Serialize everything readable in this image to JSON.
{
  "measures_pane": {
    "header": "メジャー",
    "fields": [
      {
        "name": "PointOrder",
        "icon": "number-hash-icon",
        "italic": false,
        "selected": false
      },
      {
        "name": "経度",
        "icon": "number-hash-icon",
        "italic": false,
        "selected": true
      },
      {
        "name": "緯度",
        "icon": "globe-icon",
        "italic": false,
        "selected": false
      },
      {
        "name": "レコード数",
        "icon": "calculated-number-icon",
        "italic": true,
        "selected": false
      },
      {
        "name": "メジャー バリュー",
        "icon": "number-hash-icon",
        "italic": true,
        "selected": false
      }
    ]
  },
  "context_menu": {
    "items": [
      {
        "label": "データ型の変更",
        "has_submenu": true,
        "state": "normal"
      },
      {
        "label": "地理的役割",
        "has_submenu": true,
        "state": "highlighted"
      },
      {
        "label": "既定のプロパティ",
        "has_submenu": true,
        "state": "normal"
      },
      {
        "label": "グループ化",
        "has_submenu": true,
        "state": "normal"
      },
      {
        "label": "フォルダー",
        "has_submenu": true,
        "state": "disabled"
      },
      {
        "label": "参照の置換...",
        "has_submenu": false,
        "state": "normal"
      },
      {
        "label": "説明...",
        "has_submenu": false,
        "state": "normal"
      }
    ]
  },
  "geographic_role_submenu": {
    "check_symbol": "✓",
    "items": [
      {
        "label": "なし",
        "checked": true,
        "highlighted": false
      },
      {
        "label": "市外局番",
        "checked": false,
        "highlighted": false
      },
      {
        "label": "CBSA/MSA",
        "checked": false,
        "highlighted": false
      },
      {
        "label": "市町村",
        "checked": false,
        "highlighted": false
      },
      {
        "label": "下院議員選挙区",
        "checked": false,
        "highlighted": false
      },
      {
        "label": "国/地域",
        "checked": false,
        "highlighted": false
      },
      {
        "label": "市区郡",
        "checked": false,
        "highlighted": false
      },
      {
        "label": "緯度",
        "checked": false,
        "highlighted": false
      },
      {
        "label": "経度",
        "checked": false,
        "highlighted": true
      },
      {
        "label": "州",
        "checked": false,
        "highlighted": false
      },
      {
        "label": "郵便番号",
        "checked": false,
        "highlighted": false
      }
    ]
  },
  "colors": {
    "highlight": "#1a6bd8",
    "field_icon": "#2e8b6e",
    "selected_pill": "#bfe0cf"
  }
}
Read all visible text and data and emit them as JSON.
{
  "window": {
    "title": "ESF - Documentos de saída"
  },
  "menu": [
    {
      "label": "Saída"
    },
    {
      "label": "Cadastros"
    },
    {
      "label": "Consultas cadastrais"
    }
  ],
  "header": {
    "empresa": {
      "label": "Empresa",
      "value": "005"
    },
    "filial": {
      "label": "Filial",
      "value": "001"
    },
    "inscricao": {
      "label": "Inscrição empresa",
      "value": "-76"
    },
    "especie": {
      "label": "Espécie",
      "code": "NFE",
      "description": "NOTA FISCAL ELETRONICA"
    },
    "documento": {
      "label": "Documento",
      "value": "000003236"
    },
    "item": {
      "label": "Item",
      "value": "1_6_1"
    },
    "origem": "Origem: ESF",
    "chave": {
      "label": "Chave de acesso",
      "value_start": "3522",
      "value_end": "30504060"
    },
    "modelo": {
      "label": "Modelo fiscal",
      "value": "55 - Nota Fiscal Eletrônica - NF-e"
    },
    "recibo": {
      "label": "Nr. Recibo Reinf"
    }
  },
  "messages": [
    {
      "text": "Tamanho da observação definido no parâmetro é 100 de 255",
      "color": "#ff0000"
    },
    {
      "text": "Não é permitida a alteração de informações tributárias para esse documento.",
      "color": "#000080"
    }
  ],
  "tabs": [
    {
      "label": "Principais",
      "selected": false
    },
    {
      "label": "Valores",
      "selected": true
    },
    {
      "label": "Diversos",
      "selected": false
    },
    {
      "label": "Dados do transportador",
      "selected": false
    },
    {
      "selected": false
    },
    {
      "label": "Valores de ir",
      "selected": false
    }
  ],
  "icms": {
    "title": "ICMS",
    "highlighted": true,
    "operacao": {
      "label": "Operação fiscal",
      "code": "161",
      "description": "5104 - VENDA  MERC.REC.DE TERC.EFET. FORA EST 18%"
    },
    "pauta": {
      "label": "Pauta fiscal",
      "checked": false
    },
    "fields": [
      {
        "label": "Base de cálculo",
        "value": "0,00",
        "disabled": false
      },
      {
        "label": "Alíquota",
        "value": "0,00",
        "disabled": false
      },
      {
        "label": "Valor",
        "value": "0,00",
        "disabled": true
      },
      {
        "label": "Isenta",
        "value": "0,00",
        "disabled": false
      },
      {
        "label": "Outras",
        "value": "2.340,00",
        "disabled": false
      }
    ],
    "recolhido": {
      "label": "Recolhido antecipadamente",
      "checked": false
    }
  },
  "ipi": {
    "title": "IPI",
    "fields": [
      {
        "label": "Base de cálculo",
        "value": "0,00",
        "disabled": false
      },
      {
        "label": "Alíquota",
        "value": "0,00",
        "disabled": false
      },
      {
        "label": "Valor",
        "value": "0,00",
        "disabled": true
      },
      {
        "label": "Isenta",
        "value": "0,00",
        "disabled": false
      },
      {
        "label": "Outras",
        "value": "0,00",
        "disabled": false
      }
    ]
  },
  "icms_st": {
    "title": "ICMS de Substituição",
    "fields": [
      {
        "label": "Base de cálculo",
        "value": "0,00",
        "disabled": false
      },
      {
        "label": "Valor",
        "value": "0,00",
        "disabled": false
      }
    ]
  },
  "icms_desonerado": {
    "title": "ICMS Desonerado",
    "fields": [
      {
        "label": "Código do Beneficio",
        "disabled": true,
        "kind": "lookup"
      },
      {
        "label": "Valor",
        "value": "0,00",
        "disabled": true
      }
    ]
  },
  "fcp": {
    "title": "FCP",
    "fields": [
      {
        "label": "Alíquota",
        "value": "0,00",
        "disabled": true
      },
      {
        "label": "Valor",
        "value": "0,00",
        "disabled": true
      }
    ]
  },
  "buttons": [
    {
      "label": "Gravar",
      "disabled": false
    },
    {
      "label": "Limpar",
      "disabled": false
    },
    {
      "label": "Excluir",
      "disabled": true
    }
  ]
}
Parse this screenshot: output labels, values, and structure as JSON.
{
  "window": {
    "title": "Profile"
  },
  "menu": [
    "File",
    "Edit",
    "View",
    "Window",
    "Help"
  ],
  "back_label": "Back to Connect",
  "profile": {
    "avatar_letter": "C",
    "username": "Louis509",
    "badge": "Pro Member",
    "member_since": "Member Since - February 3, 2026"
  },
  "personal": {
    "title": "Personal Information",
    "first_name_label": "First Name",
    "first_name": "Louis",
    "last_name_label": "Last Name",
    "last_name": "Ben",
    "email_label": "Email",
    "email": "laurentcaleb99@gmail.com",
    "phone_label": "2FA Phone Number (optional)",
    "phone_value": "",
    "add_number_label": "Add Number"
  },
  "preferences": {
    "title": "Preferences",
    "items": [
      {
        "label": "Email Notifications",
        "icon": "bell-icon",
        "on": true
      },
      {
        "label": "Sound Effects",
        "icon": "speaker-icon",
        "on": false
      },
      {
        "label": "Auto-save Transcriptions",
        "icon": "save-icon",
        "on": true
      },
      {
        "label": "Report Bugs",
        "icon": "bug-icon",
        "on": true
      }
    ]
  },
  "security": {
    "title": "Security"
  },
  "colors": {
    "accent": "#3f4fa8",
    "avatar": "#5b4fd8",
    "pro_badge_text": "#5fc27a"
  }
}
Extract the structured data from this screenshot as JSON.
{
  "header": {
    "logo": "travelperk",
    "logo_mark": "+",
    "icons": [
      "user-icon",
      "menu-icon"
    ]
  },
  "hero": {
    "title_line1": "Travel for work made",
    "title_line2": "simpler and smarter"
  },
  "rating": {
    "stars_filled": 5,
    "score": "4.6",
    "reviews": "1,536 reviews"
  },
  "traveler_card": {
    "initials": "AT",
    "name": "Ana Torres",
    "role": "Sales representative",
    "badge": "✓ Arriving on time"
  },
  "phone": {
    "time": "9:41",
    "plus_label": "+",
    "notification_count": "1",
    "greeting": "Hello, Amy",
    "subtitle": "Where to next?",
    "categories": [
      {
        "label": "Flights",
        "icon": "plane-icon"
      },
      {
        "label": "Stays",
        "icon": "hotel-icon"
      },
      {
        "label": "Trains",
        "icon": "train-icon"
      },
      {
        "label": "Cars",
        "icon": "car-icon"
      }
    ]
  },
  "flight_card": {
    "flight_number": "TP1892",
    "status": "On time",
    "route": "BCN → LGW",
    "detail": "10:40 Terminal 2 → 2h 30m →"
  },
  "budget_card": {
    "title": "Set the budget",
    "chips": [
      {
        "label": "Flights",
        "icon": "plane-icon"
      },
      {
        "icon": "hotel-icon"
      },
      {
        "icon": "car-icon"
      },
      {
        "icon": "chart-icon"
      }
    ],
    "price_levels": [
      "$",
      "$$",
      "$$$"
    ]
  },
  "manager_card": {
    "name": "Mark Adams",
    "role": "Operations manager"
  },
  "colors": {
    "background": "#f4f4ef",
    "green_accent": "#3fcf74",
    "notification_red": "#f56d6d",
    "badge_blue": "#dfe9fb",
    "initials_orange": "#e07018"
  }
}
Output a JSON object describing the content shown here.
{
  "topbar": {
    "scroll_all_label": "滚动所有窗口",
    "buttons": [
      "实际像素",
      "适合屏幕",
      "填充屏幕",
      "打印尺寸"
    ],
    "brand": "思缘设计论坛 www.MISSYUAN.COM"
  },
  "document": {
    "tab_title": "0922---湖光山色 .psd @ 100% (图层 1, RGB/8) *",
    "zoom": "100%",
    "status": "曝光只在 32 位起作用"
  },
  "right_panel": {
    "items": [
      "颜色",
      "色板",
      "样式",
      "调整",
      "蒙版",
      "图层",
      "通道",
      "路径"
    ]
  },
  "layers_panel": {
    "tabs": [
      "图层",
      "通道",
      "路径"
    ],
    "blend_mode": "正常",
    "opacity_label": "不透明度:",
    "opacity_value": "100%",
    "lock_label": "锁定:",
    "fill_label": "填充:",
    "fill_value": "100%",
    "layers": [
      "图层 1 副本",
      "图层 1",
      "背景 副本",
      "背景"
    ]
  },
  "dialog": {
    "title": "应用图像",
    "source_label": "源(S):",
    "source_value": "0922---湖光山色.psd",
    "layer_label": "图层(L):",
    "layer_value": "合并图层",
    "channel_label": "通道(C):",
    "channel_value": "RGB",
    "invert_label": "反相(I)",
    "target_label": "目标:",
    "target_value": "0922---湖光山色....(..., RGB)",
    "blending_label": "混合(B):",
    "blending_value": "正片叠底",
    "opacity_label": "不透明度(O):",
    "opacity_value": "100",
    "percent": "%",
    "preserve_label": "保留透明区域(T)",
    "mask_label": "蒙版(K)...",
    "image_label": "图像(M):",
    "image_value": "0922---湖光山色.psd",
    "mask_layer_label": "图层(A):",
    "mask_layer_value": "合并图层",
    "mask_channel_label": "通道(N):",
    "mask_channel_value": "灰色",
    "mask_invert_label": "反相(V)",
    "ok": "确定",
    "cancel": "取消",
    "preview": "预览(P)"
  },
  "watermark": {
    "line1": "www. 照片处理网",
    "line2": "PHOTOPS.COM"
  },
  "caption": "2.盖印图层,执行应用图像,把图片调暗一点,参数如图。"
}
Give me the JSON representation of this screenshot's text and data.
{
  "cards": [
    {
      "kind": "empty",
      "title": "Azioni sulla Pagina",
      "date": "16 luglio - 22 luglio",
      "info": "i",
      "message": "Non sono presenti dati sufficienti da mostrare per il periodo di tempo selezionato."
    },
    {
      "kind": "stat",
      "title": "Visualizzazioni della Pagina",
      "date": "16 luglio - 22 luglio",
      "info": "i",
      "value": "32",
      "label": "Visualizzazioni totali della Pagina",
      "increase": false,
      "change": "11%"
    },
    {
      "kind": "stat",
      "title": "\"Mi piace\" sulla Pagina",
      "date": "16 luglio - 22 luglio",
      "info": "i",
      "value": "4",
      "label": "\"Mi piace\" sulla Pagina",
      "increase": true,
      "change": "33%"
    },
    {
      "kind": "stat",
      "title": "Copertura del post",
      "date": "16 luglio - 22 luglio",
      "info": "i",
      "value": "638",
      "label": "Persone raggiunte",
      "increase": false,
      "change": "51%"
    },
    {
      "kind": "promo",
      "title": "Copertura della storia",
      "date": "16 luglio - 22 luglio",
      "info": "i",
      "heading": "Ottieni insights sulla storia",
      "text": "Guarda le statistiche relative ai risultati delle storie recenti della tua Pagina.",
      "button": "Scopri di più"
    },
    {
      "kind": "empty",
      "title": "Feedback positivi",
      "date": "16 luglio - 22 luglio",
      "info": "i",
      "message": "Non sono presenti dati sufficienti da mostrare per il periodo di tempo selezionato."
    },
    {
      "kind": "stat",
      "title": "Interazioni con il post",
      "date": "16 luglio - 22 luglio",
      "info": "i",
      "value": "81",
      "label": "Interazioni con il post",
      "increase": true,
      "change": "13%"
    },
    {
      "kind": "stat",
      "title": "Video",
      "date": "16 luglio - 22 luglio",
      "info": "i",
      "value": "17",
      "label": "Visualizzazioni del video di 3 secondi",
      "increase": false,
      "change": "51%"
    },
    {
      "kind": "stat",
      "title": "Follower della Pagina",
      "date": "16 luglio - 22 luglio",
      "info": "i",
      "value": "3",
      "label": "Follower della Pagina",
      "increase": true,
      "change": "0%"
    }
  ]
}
· · · ·
Given task: Using the records above, copy every line that has the word "不透明度" in it.

The result:
    "opacity_label": "不透明度:",
    "opacity_label": "不透明度(O):",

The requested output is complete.